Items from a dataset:
— START —
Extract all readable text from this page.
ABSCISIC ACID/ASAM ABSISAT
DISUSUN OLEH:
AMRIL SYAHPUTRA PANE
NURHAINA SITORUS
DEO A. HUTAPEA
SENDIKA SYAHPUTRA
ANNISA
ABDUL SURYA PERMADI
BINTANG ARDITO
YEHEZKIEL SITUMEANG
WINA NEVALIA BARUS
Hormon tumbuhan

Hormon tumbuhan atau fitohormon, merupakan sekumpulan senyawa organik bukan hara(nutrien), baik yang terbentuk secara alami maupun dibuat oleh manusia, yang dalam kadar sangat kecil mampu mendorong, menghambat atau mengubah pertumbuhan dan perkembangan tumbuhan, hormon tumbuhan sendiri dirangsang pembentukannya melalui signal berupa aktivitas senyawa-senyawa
— END —
## What is needed
Retype the material in full, character for character.

## Task result
Extract all readable text from this page.
ABSCISIC ACID/ASAM ABSISAT
DISUSUN OLEH:
AMRIL SYAHPUTRA PANE
NURHAINA SITORUS
DEO A. HUTAPEA
SENDIKA SYAHPUTRA
ANNISA
ABDUL SURYA PERMADI
BINTANG ARDITO
YEHEZKIEL SITUMEANG
WINA NEVALIA BARUS
Hormon tumbuhan

Hormon tumbuhan atau fitohormon, merupakan sekumpulan senyawa organik bukan hara(nutrien), baik yang terbentuk secara alami maupun dibuat oleh manusia, yang dalam kadar sangat kecil mampu mendorong, menghambat atau mengubah pertumbuhan dan perkembangan tumbuhan, hormon tumbuhan sendiri dirangsang pembentukannya melalui signal berupa aktivitas senyawa-senyawa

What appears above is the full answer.